### [Set exercise]
Output every record below exactly as it appears.

★ ★ ★ ★ ★ ★ ★

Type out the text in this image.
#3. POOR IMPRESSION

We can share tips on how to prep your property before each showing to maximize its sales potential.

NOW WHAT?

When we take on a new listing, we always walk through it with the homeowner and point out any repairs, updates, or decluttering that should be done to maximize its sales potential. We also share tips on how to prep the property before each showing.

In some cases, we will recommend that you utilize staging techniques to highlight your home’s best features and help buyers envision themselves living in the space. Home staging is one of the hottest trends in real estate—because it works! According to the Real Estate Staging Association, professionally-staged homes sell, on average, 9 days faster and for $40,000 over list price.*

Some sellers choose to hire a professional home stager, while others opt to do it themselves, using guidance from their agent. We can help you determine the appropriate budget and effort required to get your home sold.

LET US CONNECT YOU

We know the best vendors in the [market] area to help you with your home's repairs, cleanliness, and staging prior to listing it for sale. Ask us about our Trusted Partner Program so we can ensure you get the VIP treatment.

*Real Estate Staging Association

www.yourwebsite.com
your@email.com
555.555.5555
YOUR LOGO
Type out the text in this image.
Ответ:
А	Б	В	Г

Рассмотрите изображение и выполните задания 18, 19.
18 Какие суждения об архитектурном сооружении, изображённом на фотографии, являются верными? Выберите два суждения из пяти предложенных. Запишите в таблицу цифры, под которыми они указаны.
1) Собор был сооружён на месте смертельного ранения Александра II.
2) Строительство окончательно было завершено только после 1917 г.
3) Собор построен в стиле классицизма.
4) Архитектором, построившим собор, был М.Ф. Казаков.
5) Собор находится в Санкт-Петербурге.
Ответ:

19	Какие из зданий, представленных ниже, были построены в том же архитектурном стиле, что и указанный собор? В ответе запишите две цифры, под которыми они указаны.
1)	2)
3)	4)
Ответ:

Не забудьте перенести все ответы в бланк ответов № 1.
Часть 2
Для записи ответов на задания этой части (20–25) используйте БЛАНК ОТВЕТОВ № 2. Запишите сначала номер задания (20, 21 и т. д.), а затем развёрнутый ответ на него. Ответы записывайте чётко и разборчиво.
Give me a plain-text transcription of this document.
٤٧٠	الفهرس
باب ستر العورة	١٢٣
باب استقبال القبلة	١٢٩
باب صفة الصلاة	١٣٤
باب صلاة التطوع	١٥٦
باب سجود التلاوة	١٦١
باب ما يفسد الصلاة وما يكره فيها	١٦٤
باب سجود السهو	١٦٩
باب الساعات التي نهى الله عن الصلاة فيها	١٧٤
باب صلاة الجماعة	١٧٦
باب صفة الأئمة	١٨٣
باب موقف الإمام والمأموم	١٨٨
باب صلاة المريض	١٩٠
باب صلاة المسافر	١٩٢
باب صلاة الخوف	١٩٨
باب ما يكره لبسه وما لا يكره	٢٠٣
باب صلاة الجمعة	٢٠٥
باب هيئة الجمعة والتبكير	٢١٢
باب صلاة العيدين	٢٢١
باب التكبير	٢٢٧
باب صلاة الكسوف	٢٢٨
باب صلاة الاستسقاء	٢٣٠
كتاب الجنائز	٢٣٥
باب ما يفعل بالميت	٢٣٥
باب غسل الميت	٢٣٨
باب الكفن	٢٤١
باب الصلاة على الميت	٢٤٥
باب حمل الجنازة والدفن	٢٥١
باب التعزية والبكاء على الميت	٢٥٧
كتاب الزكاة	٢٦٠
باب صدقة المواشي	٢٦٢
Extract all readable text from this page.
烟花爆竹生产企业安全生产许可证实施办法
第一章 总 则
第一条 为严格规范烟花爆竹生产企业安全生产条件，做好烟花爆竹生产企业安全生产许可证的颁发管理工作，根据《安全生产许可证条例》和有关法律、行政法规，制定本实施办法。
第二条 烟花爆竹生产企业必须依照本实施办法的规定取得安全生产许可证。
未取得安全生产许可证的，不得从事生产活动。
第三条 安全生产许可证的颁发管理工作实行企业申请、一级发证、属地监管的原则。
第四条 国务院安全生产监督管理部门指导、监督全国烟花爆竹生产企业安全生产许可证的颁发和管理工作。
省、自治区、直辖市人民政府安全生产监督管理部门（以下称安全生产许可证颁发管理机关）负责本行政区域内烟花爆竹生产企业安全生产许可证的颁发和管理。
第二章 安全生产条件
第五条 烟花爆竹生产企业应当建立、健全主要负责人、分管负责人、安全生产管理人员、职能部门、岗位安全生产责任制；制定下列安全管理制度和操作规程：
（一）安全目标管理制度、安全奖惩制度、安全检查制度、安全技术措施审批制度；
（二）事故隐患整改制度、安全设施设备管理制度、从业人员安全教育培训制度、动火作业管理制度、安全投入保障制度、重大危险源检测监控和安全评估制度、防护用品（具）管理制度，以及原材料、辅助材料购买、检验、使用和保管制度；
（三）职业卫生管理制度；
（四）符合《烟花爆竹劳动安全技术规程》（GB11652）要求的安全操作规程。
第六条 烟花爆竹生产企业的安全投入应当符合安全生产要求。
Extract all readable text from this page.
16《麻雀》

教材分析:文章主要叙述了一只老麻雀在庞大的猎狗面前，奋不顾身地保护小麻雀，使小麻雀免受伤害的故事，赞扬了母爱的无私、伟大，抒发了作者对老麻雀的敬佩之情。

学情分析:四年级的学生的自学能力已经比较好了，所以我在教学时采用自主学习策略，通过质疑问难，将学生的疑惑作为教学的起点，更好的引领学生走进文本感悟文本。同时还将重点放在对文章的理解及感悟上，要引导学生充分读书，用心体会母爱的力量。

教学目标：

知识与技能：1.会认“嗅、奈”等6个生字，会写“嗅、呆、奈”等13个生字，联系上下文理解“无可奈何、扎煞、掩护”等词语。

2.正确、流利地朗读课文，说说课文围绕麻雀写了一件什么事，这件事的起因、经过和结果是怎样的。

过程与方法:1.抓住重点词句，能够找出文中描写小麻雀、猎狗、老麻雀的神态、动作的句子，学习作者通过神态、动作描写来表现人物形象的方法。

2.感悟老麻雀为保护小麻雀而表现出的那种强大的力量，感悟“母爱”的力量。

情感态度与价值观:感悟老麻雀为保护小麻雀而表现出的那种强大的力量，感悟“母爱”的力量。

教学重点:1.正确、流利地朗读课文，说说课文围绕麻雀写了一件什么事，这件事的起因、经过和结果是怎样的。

★ ★ ★ ★ ★ ★ ★

### [Task output]
Type out the text in this image.
#3. POOR IMPRESSION

We can share tips on how to prep your property before each showing to maximize its sales potential.

NOW WHAT?

When we take on a new listing, we always walk through it with the homeowner and point out any repairs, updates, or decluttering that should be done to maximize its sales potential. We also share tips on how to prep the property before each showing.

In some cases, we will recommend that you utilize staging techniques to highlight your home’s best features and help buyers envision themselves living in the space. Home staging is one of the hottest trends in real estate—because it works! According to the Real Estate Staging Association, professionally-staged homes sell, on average, 9 days faster and for $40,000 over list price.*

Some sellers choose to hire a professional home stager, while others opt to do it themselves, using guidance from their agent. We can help you determine the appropriate budget and effort required to get your home sold.

LET US CONNECT YOU

We know the best vendors in the [market] area to help you with your home's repairs, cleanliness, and staging prior to listing it for sale. Ask us about our Trusted Partner Program so we can ensure you get the VIP treatment.

*Real Estate Staging Association

www.yourwebsite.com
your@email.com
555.555.5555
YOUR LOGO
Type out the text in this image.
Ответ:
А	Б	В	Г

Рассмотрите изображение и выполните задания 18, 19.
18 Какие суждения об архитектурном сооружении, изображённом на фотографии, являются верными? Выберите два суждения из пяти предложенных. Запишите в таблицу цифры, под которыми они указаны.
1) Собор был сооружён на месте смертельного ранения Александра II.
2) Строительство окончательно было завершено только после 1917 г.
3) Собор построен в стиле классицизма.
4) Архитектором, построившим собор, был М.Ф. Казаков.
5) Собор находится в Санкт-Петербурге.
Ответ:

19	Какие из зданий, представленных ниже, были построены в том же архитектурном стиле, что и указанный собор? В ответе запишите две цифры, под которыми они указаны.
1)	2)
3)	4)
Ответ:

Не забудьте перенести все ответы в бланк ответов № 1.
Часть 2
Для записи ответов на задания этой части (20–25) используйте БЛАНК ОТВЕТОВ № 2. Запишите сначала номер задания (20, 21 и т. д.), а затем развёрнутый ответ на него. Ответы записывайте чётко и разборчиво.
Give me a plain-text transcription of this document.
٤٧٠	الفهرس
باب ستر العورة	١٢٣
باب استقبال القبلة	١٢٩
باب صفة الصلاة	١٣٤
باب صلاة التطوع	١٥٦
باب سجود التلاوة	١٦١
باب ما يفسد الصلاة وما يكره فيها	١٦٤
باب سجود السهو	١٦٩
باب الساعات التي نهى الله عن الصلاة فيها	١٧٤
باب صلاة الجماعة	١٧٦
باب صفة الأئمة	١٨٣
باب موقف الإمام والمأموم	١٨٨
باب صلاة المريض	١٩٠
باب صلاة المسافر	١٩٢
باب صلاة الخوف	١٩٨
باب ما يكره لبسه وما لا يكره	٢٠٣
باب صلاة الجمعة	٢٠٥
باب هيئة الجمعة والتبكير	٢١٢
باب صلاة العيدين	٢٢١
باب التكبير	٢٢٧
باب صلاة الكسوف	٢٢٨
باب صلاة الاستسقاء	٢٣٠
كتاب الجنائز	٢٣٥
باب ما يفعل بالميت	٢٣٥
باب غسل الميت	٢٣٨
باب الكفن	٢٤١
باب الصلاة على الميت	٢٤٥
باب حمل الجنازة والدفن	٢٥١
باب التعزية والبكاء على الميت	٢٥٧
كتاب الزكاة	٢٦٠
باب صدقة المواشي	٢٦٢
Extract all readable text from this page.
烟花爆竹生产企业安全生产许可证实施办法
第一章 总 则
第一条 为严格规范烟花爆竹生产企业安全生产条件，做好烟花爆竹生产企业安全生产许可证的颁发管理工作，根据《安全生产许可证条例》和有关法律、行政法规，制定本实施办法。
第二条 烟花爆竹生产企业必须依照本实施办法的规定取得安全生产许可证。
未取得安全生产许可证的，不得从事生产活动。
第三条 安全生产许可证的颁发管理工作实行企业申请、一级发证、属地监管的原则。
第四条 国务院安全生产监督管理部门指导、监督全国烟花爆竹生产企业安全生产许可证的颁发和管理工作。
省、自治区、直辖市人民政府安全生产监督管理部门（以下称安全生产许可证颁发管理机关）负责本行政区域内烟花爆竹生产企业安全生产许可证的颁发和管理。
第二章 安全生产条件
第五条 烟花爆竹生产企业应当建立、健全主要负责人、分管负责人、安全生产管理人员、职能部门、岗位安全生产责任制；制定下列安全管理制度和操作规程：
（一）安全目标管理制度、安全奖惩制度、安全检查制度、安全技术措施审批制度；
（二）事故隐患整改制度、安全设施设备管理制度、从业人员安全教育培训制度、动火作业管理制度、安全投入保障制度、重大危险源检测监控和安全评估制度、防护用品（具）管理制度，以及原材料、辅助材料购买、检验、使用和保管制度；
（三）职业卫生管理制度；
（四）符合《烟花爆竹劳动安全技术规程》（GB11652）要求的安全操作规程。
第六条 烟花爆竹生产企业的安全投入应当符合安全生产要求。
Extract all readable text from this page.
16《麻雀》

教材分析:文章主要叙述了一只老麻雀在庞大的猎狗面前，奋不顾身地保护小麻雀，使小麻雀免受伤害的故事，赞扬了母爱的无私、伟大，抒发了作者对老麻雀的敬佩之情。

学情分析:四年级的学生的自学能力已经比较好了，所以我在教学时采用自主学习策略，通过质疑问难，将学生的疑惑作为教学的起点，更好的引领学生走进文本感悟文本。同时还将重点放在对文章的理解及感悟上，要引导学生充分读书，用心体会母爱的力量。

教学目标：

知识与技能：1.会认“嗅、奈”等6个生字，会写“嗅、呆、奈”等13个生字，联系上下文理解“无可奈何、扎煞、掩护”等词语。

2.正确、流利地朗读课文，说说课文围绕麻雀写了一件什么事，这件事的起因、经过和结果是怎样的。

过程与方法:1.抓住重点词句，能够找出文中描写小麻雀、猎狗、老麻雀的神态、动作的句子，学习作者通过神态、动作描写来表现人物形象的方法。

2.感悟老麻雀为保护小麻雀而表现出的那种强大的力量，感悟“母爱”的力量。

情感态度与价值观:感悟老麻雀为保护小麻雀而表现出的那种强大的力量，感悟“母爱”的力量。

教学重点:1.正确、流利地朗读课文，说说课文围绕麻雀写了一件什么事，这件事的起因、经过和结果是怎样的。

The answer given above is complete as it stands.